• [Extracted information]
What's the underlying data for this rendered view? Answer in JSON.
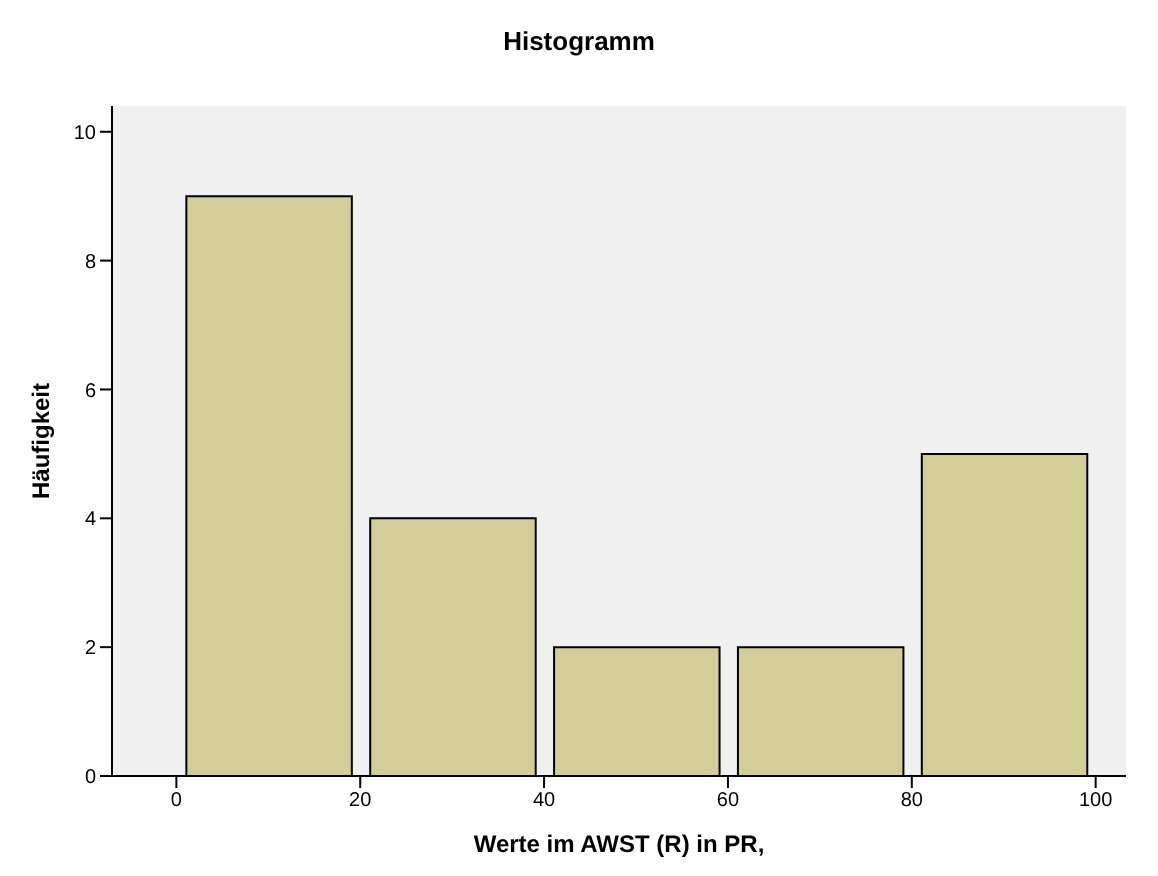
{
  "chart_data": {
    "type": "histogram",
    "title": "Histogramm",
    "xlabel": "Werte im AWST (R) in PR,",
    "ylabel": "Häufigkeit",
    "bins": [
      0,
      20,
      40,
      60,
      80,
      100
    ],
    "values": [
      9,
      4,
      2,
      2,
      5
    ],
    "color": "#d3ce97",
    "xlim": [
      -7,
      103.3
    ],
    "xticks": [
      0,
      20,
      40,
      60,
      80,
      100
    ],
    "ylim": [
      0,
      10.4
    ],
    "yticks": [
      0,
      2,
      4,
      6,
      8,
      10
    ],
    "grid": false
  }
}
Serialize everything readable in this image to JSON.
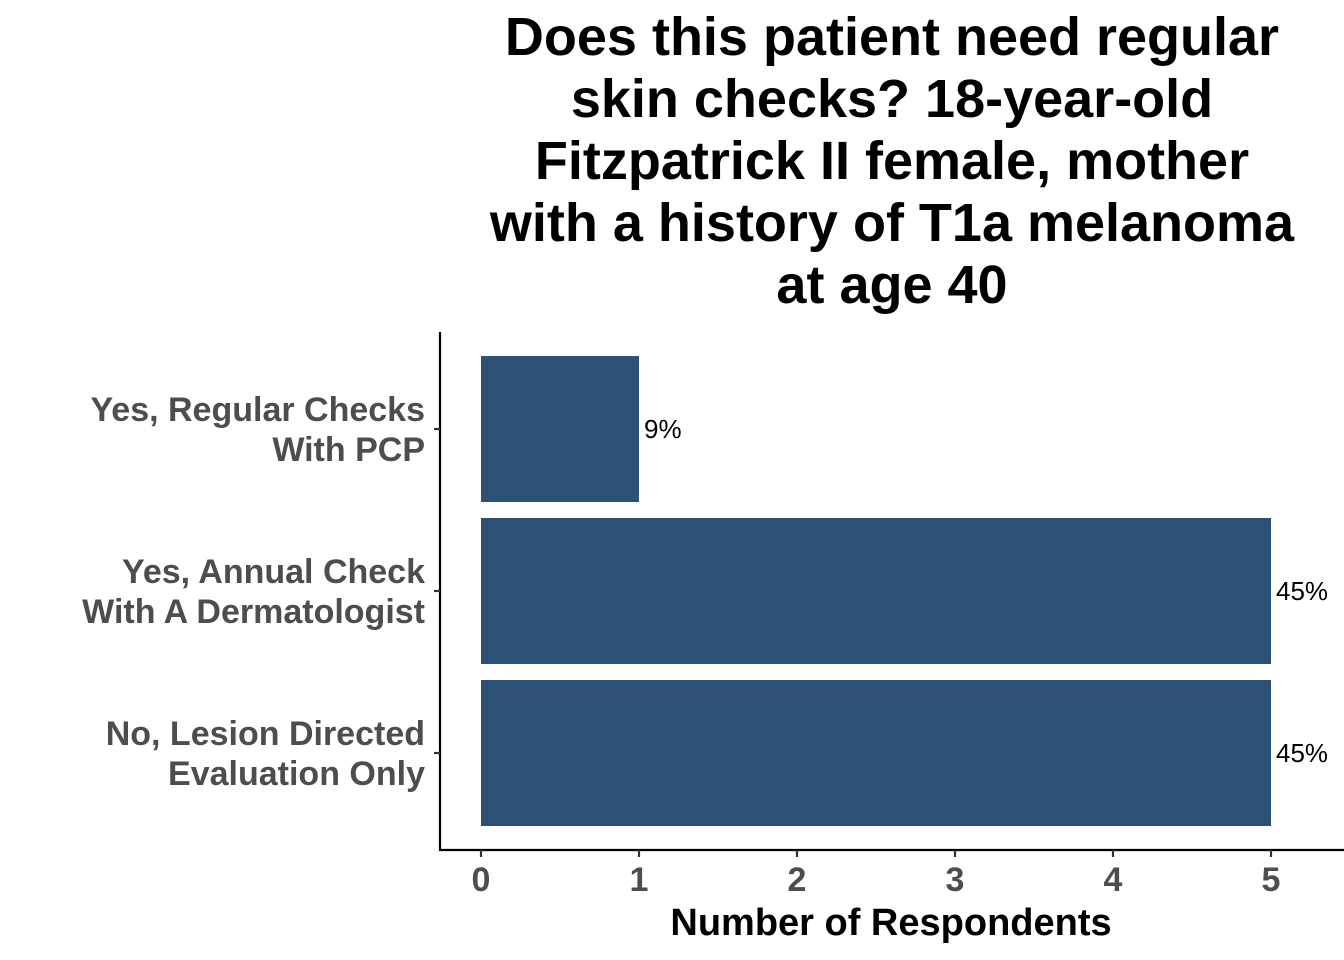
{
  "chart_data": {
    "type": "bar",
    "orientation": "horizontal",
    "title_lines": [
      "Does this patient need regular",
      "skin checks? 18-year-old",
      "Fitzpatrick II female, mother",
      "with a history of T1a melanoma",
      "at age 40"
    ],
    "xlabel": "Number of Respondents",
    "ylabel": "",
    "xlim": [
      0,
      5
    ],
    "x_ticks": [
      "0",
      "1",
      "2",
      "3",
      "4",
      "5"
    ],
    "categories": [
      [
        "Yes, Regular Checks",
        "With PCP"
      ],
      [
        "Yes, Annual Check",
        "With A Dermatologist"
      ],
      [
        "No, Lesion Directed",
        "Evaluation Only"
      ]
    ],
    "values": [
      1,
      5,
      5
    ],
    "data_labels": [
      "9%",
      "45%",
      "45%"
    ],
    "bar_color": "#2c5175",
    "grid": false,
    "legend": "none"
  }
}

• [Task goal] Give the data above again in full and unchanged, skipping the pictures.

• [Exercise output]
What's the underlying data for this rendered view? Answer in JSON.
{
  "chart_data": {
    "type": "histogram",
    "title": "Histogramm",
    "xlabel": "Werte im AWST (R) in PR,",
    "ylabel": "Häufigkeit",
    "bins": [
      0,
      20,
      40,
      60,
      80,
      100
    ],
    "values": [
      9,
      4,
      2,
      2,
      5
    ],
    "color": "#d3ce97",
    "xlim": [
      -7,
      103.3
    ],
    "xticks": [
      0,
      20,
      40,
      60,
      80,
      100
    ],
    "ylim": [
      0,
      10.4
    ],
    "yticks": [
      0,
      2,
      4,
      6,
      8,
      10
    ],
    "grid": false
  }
}
Serialize everything readable in this image to JSON.
{
  "chart_data": {
    "type": "bar",
    "orientation": "horizontal",
    "title_lines": [
      "Does this patient need regular",
      "skin checks? 18-year-old",
      "Fitzpatrick II female, mother",
      "with a history of T1a melanoma",
      "at age 40"
    ],
    "xlabel": "Number of Respondents",
    "ylabel": "",
    "xlim": [
      0,
      5
    ],
    "x_ticks": [
      "0",
      "1",
      "2",
      "3",
      "4",
      "5"
    ],
    "categories": [
      [
        "Yes, Regular Checks",
        "With PCP"
      ],
      [
        "Yes, Annual Check",
        "With A Dermatologist"
      ],
      [
        "No, Lesion Directed",
        "Evaluation Only"
      ]
    ],
    "values": [
      1,
      5,
      5
    ],
    "data_labels": [
      "9%",
      "45%",
      "45%"
    ],
    "bar_color": "#2c5175",
    "grid": false,
    "legend": "none"
  }
}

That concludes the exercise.